>>>

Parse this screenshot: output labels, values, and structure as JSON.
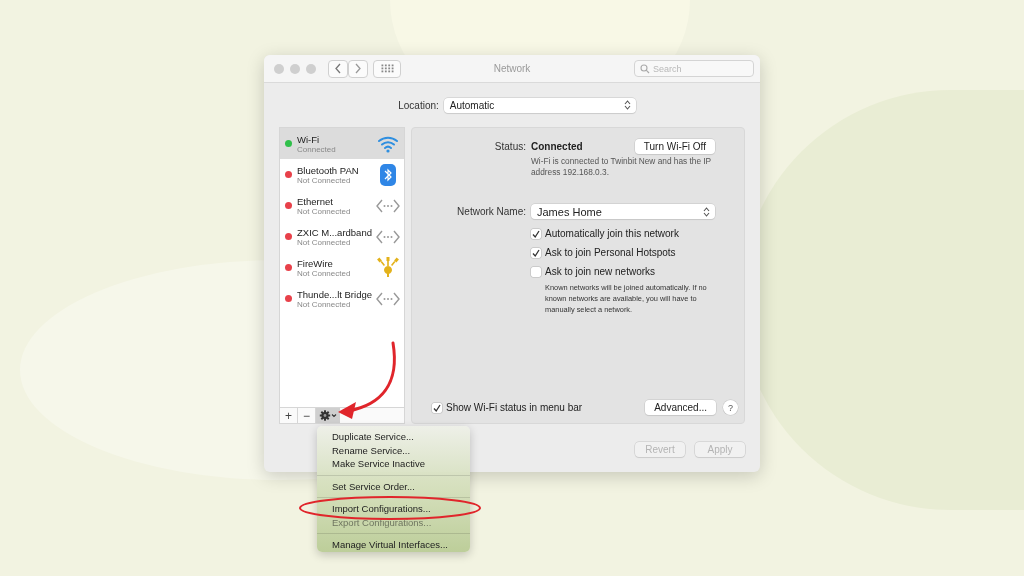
{
  "window": {
    "title": "Network"
  },
  "search": {
    "placeholder": "Search"
  },
  "location": {
    "label": "Location:",
    "value": "Automatic"
  },
  "services": [
    {
      "name": "Wi-Fi",
      "status": "Connected",
      "color": "#30c04a",
      "kind": "wifi",
      "selected": true
    },
    {
      "name": "Bluetooth PAN",
      "status": "Not Connected",
      "color": "#e8414a",
      "kind": "bluetooth",
      "selected": false
    },
    {
      "name": "Ethernet",
      "status": "Not Connected",
      "color": "#e8414a",
      "kind": "ethernet",
      "selected": false
    },
    {
      "name": "ZXIC M...ardband",
      "status": "Not Connected",
      "color": "#e8414a",
      "kind": "ethernet",
      "selected": false
    },
    {
      "name": "FireWire",
      "status": "Not Connected",
      "color": "#e8414a",
      "kind": "firewire",
      "selected": false
    },
    {
      "name": "Thunde...lt Bridge",
      "status": "Not Connected",
      "color": "#e8414a",
      "kind": "ethernet",
      "selected": false
    }
  ],
  "service_toolbar": {
    "add": "+",
    "remove": "−"
  },
  "status": {
    "label": "Status:",
    "value": "Connected",
    "button": "Turn Wi-Fi Off",
    "description": "Wi-Fi is connected to Twinbit New and has the IP address 192.168.0.3."
  },
  "network_name": {
    "label": "Network Name:",
    "value": "James Home"
  },
  "options": [
    {
      "label": "Automatically join this network",
      "checked": true
    },
    {
      "label": "Ask to join Personal Hotspots",
      "checked": true
    },
    {
      "label": "Ask to join new networks",
      "checked": false
    }
  ],
  "note": "Known networks will be joined automatically. If no known networks are available, you will have to manually select a network.",
  "show_status": {
    "label": "Show Wi-Fi status in menu bar",
    "checked": true
  },
  "advanced_button": "Advanced...",
  "help_button": "?",
  "footer_buttons": [
    {
      "label": "Revert",
      "disabled": true
    },
    {
      "label": "Apply",
      "disabled": true
    }
  ],
  "menu": [
    {
      "kind": "item",
      "label": "Duplicate Service...",
      "disabled": false
    },
    {
      "kind": "item",
      "label": "Rename Service...",
      "disabled": false
    },
    {
      "kind": "item",
      "label": "Make Service Inactive",
      "disabled": false
    },
    {
      "kind": "separator"
    },
    {
      "kind": "item",
      "label": "Set Service Order...",
      "disabled": false
    },
    {
      "kind": "separator"
    },
    {
      "kind": "item",
      "label": "Import Configurations...",
      "disabled": false
    },
    {
      "kind": "item",
      "label": "Export Configurations...",
      "disabled": true
    },
    {
      "kind": "separator"
    },
    {
      "kind": "item",
      "label": "Manage Virtual Interfaces...",
      "disabled": false
    }
  ]
}
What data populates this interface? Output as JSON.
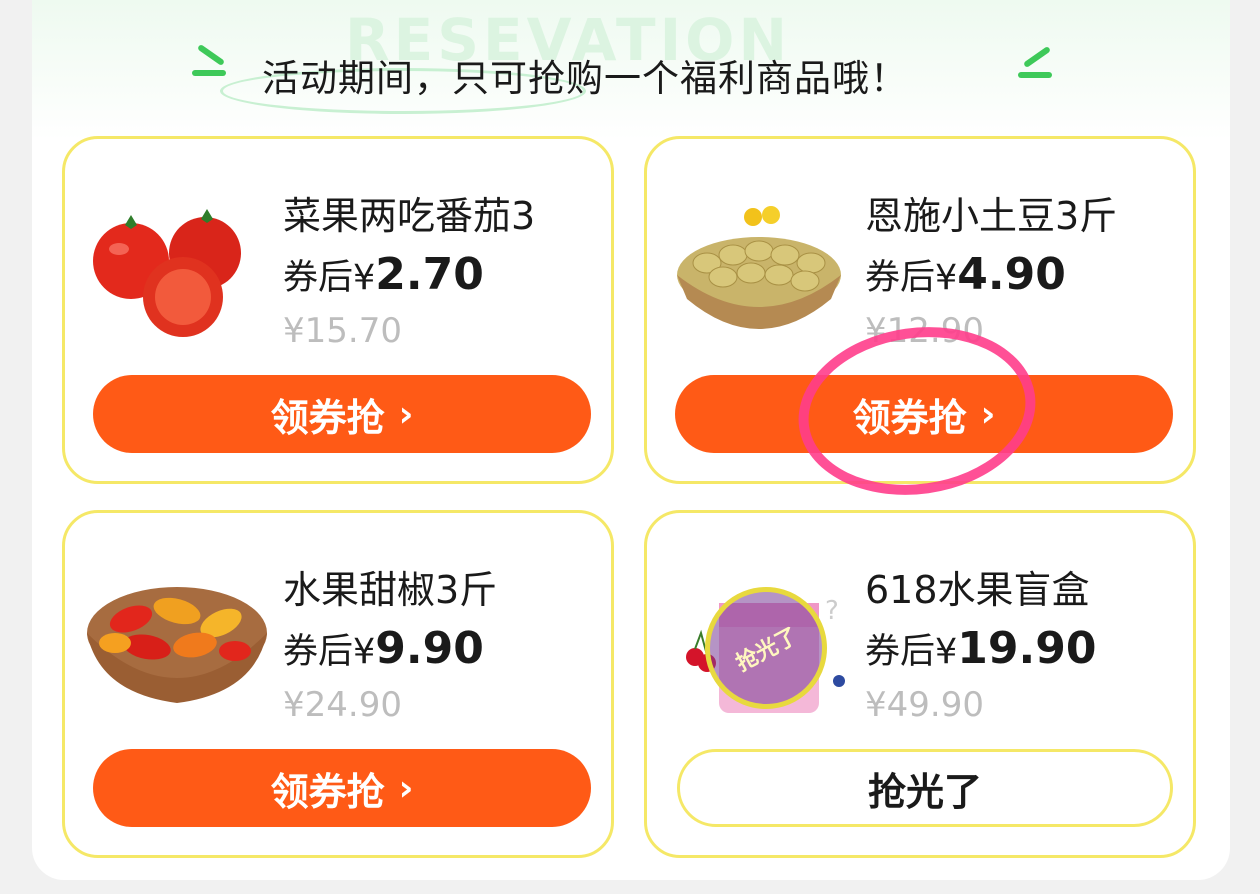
{
  "banner": {
    "watermark": "RESEVATION",
    "heading": "活动期间，只可抢购一个福利商品哦！"
  },
  "products": [
    {
      "name": "菜果两吃番茄3",
      "price_prefix": "券后¥",
      "price": "2.70",
      "original": "¥15.70",
      "button": "领券抢",
      "chevron": "›",
      "icon": "tomato-image"
    },
    {
      "name": "恩施小土豆3斤",
      "price_prefix": "券后¥",
      "price": "4.90",
      "original": "¥12.90",
      "button": "领券抢",
      "chevron": "›",
      "icon": "potato-basket-image"
    },
    {
      "name": "水果甜椒3斤",
      "price_prefix": "券后¥",
      "price": "9.90",
      "original": "¥24.90",
      "button": "领券抢",
      "chevron": "›",
      "icon": "pepper-basket-image"
    },
    {
      "name": "618水果盲盒",
      "price_prefix": "券后¥",
      "price": "19.90",
      "original": "¥49.90",
      "button": "抢光了",
      "stamp": "抢光了",
      "icon": "fruit-blind-box-image"
    }
  ],
  "colors": {
    "accent": "#ff5a16",
    "card_border": "#f5e867",
    "annotation": "#ff3d8b",
    "green": "#3ec959"
  }
}
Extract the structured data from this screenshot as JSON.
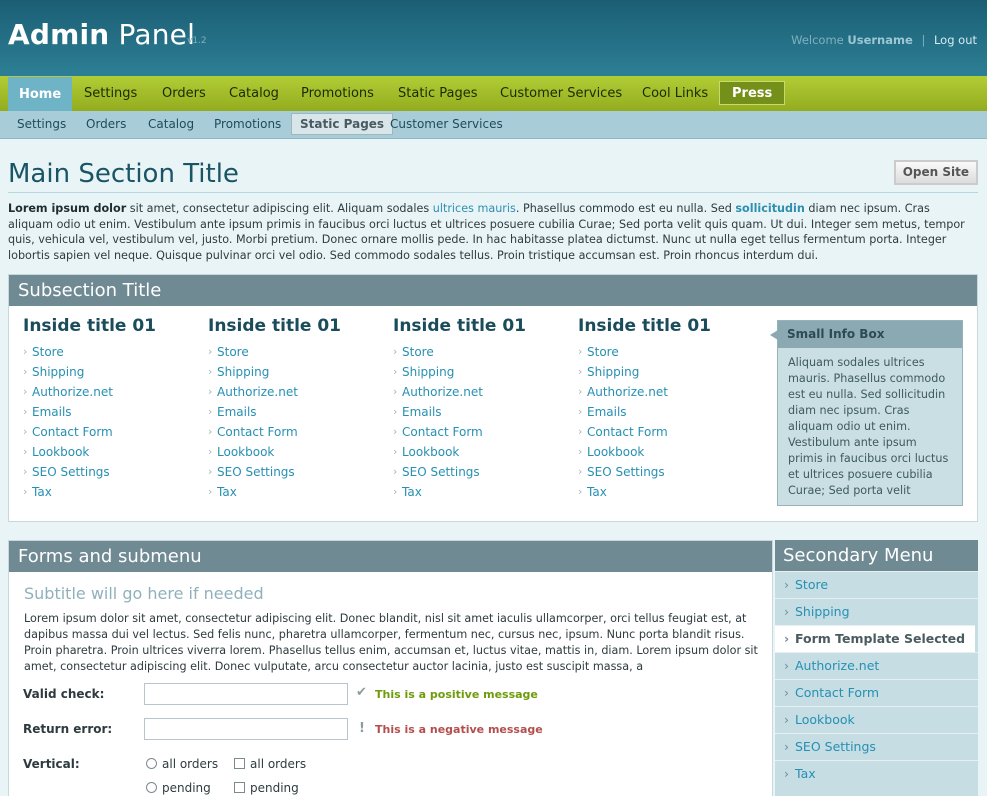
{
  "header": {
    "title_bold": "Admin",
    "title_light": "Panel",
    "version": "v1.2",
    "welcome": "Welcome",
    "username": "Username",
    "logout": "Log out"
  },
  "mainnav": [
    "Home",
    "Settings",
    "Orders",
    "Catalog",
    "Promotions",
    "Static Pages",
    "Customer Services",
    "Cool Links",
    "Press"
  ],
  "subnav": [
    "Settings",
    "Orders",
    "Catalog",
    "Promotions",
    "Static Pages",
    "Customer Services"
  ],
  "page": {
    "title": "Main Section Title",
    "open_site": "Open Site",
    "intro": {
      "lead": "Lorem ipsum dolor",
      "t1": " sit amet, consectetur adipiscing elit. Aliquam sodales ",
      "link1": "ultrices mauris",
      "t2": ". Phasellus commodo est eu nulla. Sed ",
      "link2": "sollicitudin",
      "t3": " diam nec ipsum. Cras aliquam odio ut enim. Vestibulum ante ipsum primis in faucibus orci luctus et ultrices posuere cubilia Curae; Sed porta velit quis quam. Ut dui. Integer sem metus, tempor quis, vehicula vel, vestibulum vel, justo. Morbi pretium. Donec ornare mollis pede. In hac habitasse platea dictumst. Nunc ut nulla eget tellus fermentum porta. Integer lobortis sapien vel neque. Quisque pulvinar orci vel odio. Sed commodo sodales tellus. Proin tristique accumsan est. Proin rhoncus interdum dui."
    }
  },
  "subsection": {
    "title": "Subsection Title",
    "columns": [
      {
        "title": "Inside title 01",
        "links": [
          "Store",
          "Shipping",
          "Authorize.net",
          "Emails",
          "Contact Form",
          "Lookbook",
          "SEO Settings",
          "Tax"
        ]
      },
      {
        "title": "Inside title 01",
        "links": [
          "Store",
          "Shipping",
          "Authorize.net",
          "Emails",
          "Contact Form",
          "Lookbook",
          "SEO Settings",
          "Tax"
        ]
      },
      {
        "title": "Inside title 01",
        "links": [
          "Store",
          "Shipping",
          "Authorize.net",
          "Emails",
          "Contact Form",
          "Lookbook",
          "SEO Settings",
          "Tax"
        ]
      },
      {
        "title": "Inside title 01",
        "links": [
          "Store",
          "Shipping",
          "Authorize.net",
          "Emails",
          "Contact Form",
          "Lookbook",
          "SEO Settings",
          "Tax"
        ]
      }
    ],
    "infobox": {
      "title": "Small Info Box",
      "text": "Aliquam sodales ultrices mauris. Phasellus commodo est eu nulla. Sed sollicitudin diam nec ipsum. Cras aliquam odio ut enim. Vestibulum ante ipsum primis in faucibus orci luctus et ultrices posuere cubilia Curae; Sed porta velit"
    }
  },
  "forms": {
    "title": "Forms and submenu",
    "subtitle": "Subtitle will go here if needed",
    "text": "Lorem ipsum dolor sit amet, consectetur adipiscing elit. Donec blandit, nisl sit amet iaculis ullamcorper, orci tellus feugiat est, at dapibus massa dui vel lectus. Sed felis nunc, pharetra ullamcorper, fermentum nec, cursus nec, ipsum. Nunc porta blandit risus. Proin pharetra. Proin ultrices viverra lorem. Phasellus tellus enim, accumsan et, luctus vitae, mattis in, diam. Lorem ipsum dolor sit amet, consectetur adipiscing elit. Donec vulputate, arcu consectetur auctor lacinia, justo est suscipit massa, a",
    "valid_label": "Valid check:",
    "valid_value": "",
    "positive_msg": "This is a positive message",
    "return_label": "Return error:",
    "return_value": "",
    "negative_msg": "This is a negative message",
    "vertical_label": "Vertical:",
    "radio_options": [
      "all orders",
      "pending"
    ],
    "checkbox_options": [
      "all orders",
      "pending"
    ]
  },
  "secondary_menu": {
    "title": "Secondary Menu",
    "items": [
      "Store",
      "Shipping",
      "Form Template Selected",
      "Authorize.net",
      "Contact Form",
      "Lookbook",
      "SEO Settings",
      "Tax"
    ]
  },
  "colors": {
    "header": "#1b5e74",
    "nav": "#a3bf2b",
    "accent": "#2690b3"
  }
}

<<<

- Directions
Out of the material above, select every line that holds the string "original".

- Exercise result
      "original": "¥15.70",
      "original": "¥12.90",
      "original": "¥24.90",
      "original": "¥49.90",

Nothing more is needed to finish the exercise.